> **Your goal**
Keep only those lines of the records that include the string "xlabel".

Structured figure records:
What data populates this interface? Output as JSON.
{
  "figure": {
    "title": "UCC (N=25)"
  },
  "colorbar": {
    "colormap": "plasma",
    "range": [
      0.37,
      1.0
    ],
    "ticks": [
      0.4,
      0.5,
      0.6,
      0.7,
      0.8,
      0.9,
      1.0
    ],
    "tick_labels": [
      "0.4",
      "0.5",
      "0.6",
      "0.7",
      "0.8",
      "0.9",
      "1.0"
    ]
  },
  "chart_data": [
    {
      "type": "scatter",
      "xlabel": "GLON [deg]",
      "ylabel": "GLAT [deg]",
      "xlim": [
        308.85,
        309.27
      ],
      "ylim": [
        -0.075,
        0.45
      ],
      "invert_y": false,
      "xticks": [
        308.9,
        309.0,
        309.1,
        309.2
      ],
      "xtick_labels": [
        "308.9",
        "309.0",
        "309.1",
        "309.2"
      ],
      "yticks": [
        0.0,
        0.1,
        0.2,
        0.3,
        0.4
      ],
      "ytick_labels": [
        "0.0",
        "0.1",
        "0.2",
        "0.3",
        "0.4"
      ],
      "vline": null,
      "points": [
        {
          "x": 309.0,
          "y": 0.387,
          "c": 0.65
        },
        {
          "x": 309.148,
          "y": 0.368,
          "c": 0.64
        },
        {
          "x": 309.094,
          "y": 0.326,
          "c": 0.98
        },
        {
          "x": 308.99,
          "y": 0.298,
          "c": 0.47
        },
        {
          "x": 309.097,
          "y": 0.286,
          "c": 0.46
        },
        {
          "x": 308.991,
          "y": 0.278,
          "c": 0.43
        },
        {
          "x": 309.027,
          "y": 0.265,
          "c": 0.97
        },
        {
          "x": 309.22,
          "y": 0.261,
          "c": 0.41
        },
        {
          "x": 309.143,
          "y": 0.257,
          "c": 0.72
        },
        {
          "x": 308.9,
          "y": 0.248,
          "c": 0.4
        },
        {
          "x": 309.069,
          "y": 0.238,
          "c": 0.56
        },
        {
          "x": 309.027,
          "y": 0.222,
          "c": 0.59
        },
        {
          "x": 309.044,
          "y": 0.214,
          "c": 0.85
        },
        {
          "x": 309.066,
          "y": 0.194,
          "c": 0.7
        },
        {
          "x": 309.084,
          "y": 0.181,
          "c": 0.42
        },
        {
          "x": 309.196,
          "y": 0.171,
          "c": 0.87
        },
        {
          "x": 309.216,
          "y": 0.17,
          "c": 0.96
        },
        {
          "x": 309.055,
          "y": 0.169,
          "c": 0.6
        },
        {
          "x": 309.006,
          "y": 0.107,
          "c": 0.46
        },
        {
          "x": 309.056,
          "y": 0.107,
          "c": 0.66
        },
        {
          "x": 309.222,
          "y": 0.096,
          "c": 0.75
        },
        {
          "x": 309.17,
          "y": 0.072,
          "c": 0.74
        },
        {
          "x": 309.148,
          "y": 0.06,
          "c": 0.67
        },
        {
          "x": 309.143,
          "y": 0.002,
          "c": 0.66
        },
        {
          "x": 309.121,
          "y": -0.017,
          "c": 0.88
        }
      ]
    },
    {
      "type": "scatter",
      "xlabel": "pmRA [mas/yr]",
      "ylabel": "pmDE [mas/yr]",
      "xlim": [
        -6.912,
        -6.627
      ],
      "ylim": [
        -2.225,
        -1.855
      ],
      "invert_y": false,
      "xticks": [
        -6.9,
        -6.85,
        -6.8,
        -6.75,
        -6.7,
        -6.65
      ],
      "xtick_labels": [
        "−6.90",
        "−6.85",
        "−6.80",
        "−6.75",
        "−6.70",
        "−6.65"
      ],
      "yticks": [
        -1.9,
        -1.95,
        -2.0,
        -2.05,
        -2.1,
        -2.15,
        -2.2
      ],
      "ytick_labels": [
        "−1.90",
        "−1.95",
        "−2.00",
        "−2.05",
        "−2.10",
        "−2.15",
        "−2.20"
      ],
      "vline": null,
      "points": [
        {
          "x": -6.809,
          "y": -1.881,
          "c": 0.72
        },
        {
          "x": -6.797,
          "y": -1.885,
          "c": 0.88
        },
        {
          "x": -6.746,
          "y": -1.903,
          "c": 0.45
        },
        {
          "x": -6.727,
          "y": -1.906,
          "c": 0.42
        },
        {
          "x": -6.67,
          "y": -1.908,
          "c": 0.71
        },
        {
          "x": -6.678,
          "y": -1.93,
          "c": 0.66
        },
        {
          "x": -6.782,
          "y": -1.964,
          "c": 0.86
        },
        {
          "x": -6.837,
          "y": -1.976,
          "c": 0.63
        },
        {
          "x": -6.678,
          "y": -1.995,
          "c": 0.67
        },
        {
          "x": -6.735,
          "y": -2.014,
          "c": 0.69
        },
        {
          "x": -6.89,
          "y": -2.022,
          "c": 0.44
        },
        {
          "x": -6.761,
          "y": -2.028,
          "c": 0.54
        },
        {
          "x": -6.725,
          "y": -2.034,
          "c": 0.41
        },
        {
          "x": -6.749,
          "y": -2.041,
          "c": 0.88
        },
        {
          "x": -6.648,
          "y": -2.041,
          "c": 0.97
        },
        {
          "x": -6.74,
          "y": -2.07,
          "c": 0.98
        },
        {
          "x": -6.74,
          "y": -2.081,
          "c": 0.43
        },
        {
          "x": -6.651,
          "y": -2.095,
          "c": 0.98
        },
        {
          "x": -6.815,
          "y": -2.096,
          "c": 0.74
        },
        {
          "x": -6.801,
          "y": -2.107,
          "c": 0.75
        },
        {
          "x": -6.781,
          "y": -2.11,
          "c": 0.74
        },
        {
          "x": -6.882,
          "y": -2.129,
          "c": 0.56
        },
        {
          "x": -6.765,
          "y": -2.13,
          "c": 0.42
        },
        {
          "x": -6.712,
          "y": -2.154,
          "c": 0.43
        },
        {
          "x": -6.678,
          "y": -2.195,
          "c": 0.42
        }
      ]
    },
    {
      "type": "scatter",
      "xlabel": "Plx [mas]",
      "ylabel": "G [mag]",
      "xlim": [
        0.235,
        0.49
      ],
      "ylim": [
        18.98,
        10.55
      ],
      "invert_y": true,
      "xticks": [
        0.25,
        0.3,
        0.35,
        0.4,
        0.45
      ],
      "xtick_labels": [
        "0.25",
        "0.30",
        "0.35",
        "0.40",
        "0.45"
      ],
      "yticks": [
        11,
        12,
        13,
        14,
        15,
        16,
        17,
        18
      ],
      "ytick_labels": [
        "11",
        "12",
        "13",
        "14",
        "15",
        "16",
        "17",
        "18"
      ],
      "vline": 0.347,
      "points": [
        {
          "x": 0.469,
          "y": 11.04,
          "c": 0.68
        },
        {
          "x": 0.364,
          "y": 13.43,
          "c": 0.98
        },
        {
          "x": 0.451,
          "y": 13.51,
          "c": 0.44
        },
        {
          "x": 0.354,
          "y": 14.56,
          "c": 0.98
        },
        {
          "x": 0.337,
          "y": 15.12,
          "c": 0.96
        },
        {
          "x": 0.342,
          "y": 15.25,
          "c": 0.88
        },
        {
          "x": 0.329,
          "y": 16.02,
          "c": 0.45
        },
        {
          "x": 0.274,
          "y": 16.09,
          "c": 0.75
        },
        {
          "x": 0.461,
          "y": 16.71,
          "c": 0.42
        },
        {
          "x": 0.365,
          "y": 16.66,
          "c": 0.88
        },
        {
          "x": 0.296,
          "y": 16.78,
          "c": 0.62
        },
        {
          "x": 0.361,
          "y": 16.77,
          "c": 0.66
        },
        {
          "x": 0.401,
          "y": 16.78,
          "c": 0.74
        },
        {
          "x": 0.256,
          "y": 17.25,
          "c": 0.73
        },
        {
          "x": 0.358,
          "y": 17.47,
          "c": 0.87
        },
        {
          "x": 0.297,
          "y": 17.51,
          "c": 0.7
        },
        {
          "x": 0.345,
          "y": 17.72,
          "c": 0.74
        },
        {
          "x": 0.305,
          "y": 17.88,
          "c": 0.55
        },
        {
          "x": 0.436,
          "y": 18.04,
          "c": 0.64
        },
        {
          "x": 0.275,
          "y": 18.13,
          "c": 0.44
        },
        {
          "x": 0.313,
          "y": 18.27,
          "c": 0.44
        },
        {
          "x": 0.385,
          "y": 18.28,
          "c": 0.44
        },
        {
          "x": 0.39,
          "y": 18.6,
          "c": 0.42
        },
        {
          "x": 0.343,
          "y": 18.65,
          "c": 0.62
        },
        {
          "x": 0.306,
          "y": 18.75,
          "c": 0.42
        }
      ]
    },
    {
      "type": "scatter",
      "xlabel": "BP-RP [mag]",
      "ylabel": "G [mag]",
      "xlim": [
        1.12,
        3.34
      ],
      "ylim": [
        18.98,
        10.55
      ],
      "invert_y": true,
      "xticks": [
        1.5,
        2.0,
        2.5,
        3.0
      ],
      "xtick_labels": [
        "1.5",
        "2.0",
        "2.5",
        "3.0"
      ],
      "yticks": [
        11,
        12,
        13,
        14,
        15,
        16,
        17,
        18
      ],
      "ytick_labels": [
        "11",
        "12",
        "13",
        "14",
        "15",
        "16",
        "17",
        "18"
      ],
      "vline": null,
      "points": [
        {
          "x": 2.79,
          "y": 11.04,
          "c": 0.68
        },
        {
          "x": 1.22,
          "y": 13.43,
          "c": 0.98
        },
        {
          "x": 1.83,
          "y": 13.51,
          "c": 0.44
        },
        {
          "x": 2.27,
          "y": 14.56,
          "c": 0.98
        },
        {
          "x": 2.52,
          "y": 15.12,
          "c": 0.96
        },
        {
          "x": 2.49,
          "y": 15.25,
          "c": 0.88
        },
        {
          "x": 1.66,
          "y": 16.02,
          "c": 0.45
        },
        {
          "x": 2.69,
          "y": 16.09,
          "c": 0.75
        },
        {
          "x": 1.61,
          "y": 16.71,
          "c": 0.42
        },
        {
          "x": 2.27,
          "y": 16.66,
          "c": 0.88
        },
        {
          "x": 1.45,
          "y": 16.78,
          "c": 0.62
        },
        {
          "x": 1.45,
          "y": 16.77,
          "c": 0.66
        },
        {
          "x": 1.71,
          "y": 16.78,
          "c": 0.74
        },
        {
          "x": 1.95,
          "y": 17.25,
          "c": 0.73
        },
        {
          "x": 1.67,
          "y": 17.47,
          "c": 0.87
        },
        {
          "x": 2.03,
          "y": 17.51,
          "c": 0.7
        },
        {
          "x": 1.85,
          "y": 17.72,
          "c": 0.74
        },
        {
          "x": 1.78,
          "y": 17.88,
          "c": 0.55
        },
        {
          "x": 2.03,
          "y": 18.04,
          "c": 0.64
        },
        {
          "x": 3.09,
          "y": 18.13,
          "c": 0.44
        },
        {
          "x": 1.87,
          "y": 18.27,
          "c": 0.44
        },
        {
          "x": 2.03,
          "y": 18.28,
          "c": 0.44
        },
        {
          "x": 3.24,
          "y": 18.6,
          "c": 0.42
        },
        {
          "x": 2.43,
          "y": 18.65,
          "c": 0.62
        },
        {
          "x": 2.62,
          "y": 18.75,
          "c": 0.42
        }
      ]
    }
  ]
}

> **Complete output**
      "xlabel": "GLON [deg]",
      "xlabel": "pmRA [mas/yr]",
      "xlabel": "Plx [mas]",
      "xlabel": "BP-RP [mag]",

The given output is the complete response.